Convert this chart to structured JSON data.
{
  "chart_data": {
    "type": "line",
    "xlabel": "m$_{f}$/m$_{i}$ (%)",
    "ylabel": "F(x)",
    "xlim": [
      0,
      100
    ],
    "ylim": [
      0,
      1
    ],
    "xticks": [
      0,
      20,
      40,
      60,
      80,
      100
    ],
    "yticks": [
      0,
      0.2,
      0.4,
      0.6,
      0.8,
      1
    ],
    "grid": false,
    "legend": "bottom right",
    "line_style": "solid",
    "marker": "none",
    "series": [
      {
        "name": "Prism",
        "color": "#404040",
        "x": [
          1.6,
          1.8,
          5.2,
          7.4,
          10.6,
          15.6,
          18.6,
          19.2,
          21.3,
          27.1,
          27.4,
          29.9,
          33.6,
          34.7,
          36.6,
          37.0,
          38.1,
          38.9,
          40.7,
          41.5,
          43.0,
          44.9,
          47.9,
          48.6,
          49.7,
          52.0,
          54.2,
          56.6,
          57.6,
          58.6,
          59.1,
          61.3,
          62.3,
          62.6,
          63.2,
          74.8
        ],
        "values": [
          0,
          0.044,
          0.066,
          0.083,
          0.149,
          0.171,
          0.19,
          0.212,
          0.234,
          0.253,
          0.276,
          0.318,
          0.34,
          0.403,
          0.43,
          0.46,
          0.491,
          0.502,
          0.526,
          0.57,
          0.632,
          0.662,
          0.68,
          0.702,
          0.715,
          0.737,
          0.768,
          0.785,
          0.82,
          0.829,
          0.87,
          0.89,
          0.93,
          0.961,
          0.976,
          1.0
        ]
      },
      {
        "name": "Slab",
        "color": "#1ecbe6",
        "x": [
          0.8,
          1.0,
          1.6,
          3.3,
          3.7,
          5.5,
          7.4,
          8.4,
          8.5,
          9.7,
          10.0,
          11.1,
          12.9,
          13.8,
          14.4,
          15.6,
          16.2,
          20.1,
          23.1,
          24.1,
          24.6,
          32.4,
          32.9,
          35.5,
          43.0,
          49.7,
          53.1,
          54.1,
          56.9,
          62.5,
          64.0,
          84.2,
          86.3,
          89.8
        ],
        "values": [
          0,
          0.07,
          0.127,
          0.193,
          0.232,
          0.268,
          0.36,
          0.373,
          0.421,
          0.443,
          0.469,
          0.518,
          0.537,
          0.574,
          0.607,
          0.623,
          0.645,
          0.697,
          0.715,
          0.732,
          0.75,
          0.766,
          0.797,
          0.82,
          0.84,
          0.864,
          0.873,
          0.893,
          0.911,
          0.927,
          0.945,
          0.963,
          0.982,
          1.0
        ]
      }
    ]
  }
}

****************************************

WRITTEN REQUEST:
Every record above must be duplicated exactly.

CORRECT OUTPUT:
Convert this chart to structured JSON data.
{
  "chart_data": {
    "type": "line",
    "xlabel": "m$_{f}$/m$_{i}$ (%)",
    "ylabel": "F(x)",
    "xlim": [
      0,
      100
    ],
    "ylim": [
      0,
      1
    ],
    "xticks": [
      0,
      20,
      40,
      60,
      80,
      100
    ],
    "yticks": [
      0,
      0.2,
      0.4,
      0.6,
      0.8,
      1
    ],
    "grid": false,
    "legend": "bottom right",
    "line_style": "solid",
    "marker": "none",
    "series": [
      {
        "name": "Prism",
        "color": "#404040",
        "x": [
          1.6,
          1.8,
          5.2,
          7.4,
          10.6,
          15.6,
          18.6,
          19.2,
          21.3,
          27.1,
          27.4,
          29.9,
          33.6,
          34.7,
          36.6,
          37.0,
          38.1,
          38.9,
          40.7,
          41.5,
          43.0,
          44.9,
          47.9,
          48.6,
          49.7,
          52.0,
          54.2,
          56.6,
          57.6,
          58.6,
          59.1,
          61.3,
          62.3,
          62.6,
          63.2,
          74.8
        ],
        "values": [
          0,
          0.044,
          0.066,
          0.083,
          0.149,
          0.171,
          0.19,
          0.212,
          0.234,
          0.253,
          0.276,
          0.318,
          0.34,
          0.403,
          0.43,
          0.46,
          0.491,
          0.502,
          0.526,
          0.57,
          0.632,
          0.662,
          0.68,
          0.702,
          0.715,
          0.737,
          0.768,
          0.785,
          0.82,
          0.829,
          0.87,
          0.89,
          0.93,
          0.961,
          0.976,
          1.0
        ]
      },
      {
        "name": "Slab",
        "color": "#1ecbe6",
        "x": [
          0.8,
          1.0,
          1.6,
          3.3,
          3.7,
          5.5,
          7.4,
          8.4,
          8.5,
          9.7,
          10.0,
          11.1,
          12.9,
          13.8,
          14.4,
          15.6,
          16.2,
          20.1,
          23.1,
          24.1,
          24.6,
          32.4,
          32.9,
          35.5,
          43.0,
          49.7,
          53.1,
          54.1,
          56.9,
          62.5,
          64.0,
          84.2,
          86.3,
          89.8
        ],
        "values": [
          0,
          0.07,
          0.127,
          0.193,
          0.232,
          0.268,
          0.36,
          0.373,
          0.421,
          0.443,
          0.469,
          0.518,
          0.537,
          0.574,
          0.607,
          0.623,
          0.645,
          0.697,
          0.715,
          0.732,
          0.75,
          0.766,
          0.797,
          0.82,
          0.84,
          0.864,
          0.873,
          0.893,
          0.911,
          0.927,
          0.945,
          0.963,
          0.982,
          1.0
        ]
      }
    ]
  }
}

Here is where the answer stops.